=== INPUT RECORDS ===

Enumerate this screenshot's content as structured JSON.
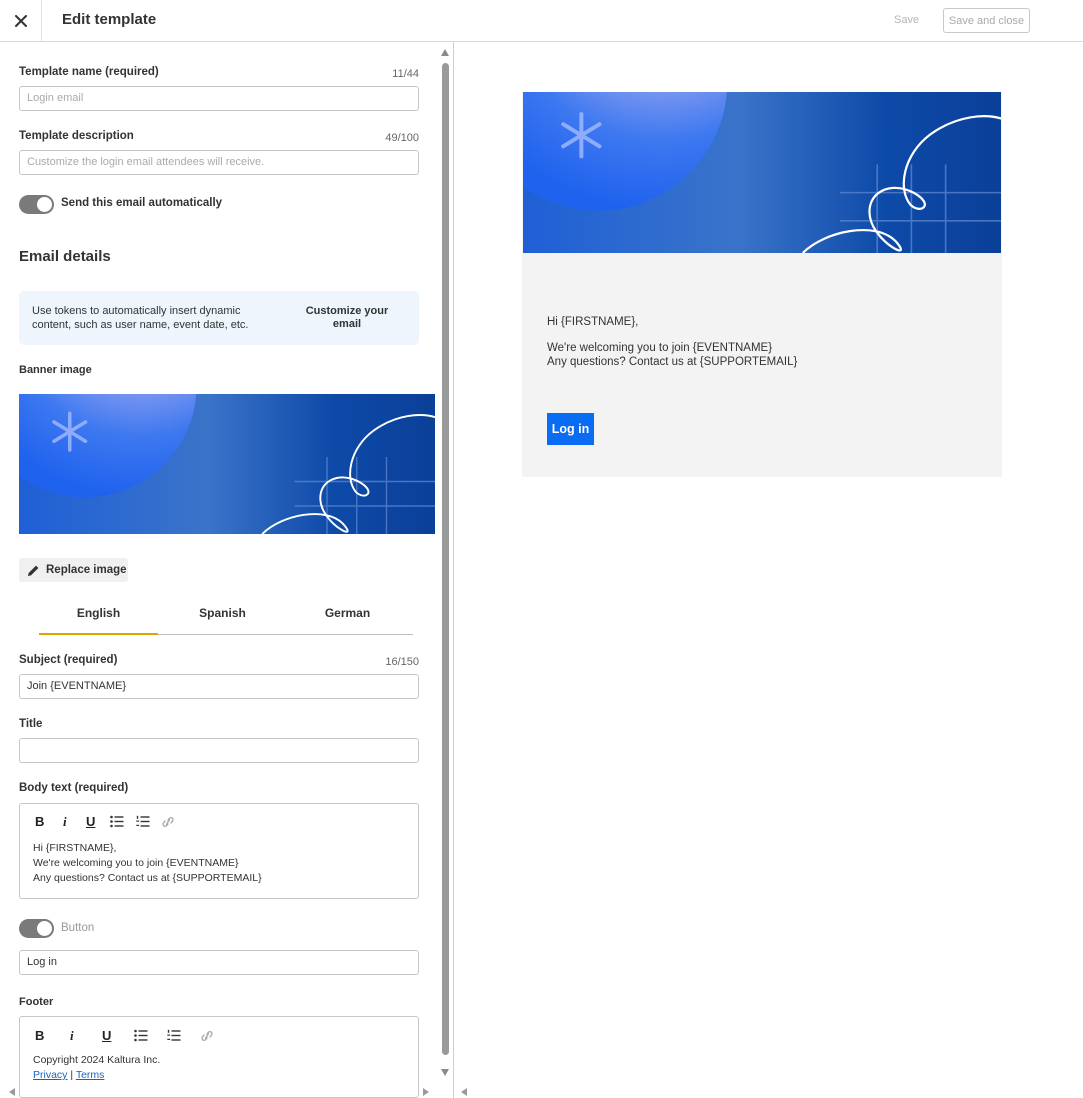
{
  "header": {
    "title": "Edit template",
    "save_label": "Save",
    "save_close_label": "Save and close"
  },
  "form": {
    "template_name": {
      "label": "Template name (required)",
      "counter": "11/44",
      "placeholder": "Login email"
    },
    "template_description": {
      "label": "Template description",
      "counter": "49/100",
      "placeholder": "Customize the login email attendees will receive."
    },
    "auto_send": {
      "label": "Send this email automatically",
      "on": true
    },
    "email_details_title": "Email details",
    "info": {
      "text": "Use tokens to automatically insert dynamic content, such as user name, event date, etc.",
      "link": "Customize your email"
    },
    "banner_label": "Banner image",
    "replace_image": "Replace image",
    "tabs": [
      "English",
      "Spanish",
      "German"
    ],
    "active_tab": "English",
    "subject": {
      "label": "Subject (required)",
      "counter": "16/150",
      "value": "Join {EVENTNAME}"
    },
    "title": {
      "label": "Title",
      "value": ""
    },
    "body": {
      "label": "Body text (required)",
      "lines": [
        "Hi {FIRSTNAME},",
        "We're welcoming you to join {EVENTNAME}",
        "Any questions? Contact us at {SUPPORTEMAIL}"
      ]
    },
    "button_toggle": {
      "label": "Button",
      "on": true
    },
    "button_text": "Log in",
    "footer": {
      "label": "Footer",
      "copyright": "Copyright 2024 Kaltura Inc.",
      "privacy": "Privacy",
      "separator": "|",
      "terms": "Terms"
    },
    "toolbar_glyphs": {
      "bold": "B",
      "italic": "i",
      "underline": "U"
    }
  },
  "preview": {
    "greeting": "Hi {FIRSTNAME},",
    "line1": "We're welcoming you to join {EVENTNAME}",
    "line2": "Any questions? Contact us at {SUPPORTEMAIL}",
    "button": "Log in"
  },
  "colors": {
    "accent_tab": "#e0a500",
    "primary_button": "#0a6cf2",
    "banner_blue": "#0b44a6"
  },
  "icons": [
    "close-icon",
    "pencil-icon",
    "bold-icon",
    "italic-icon",
    "underline-icon",
    "bullet-list-icon",
    "numbered-list-icon",
    "link-icon"
  ]
}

===

*TASK PROMPT*: Find the string "placeholder" in the records, then copy each line where it occurs.

*TASK ANSWER*:
      "placeholder": "Login email"
      "placeholder": "Customize the login email attendees will receive."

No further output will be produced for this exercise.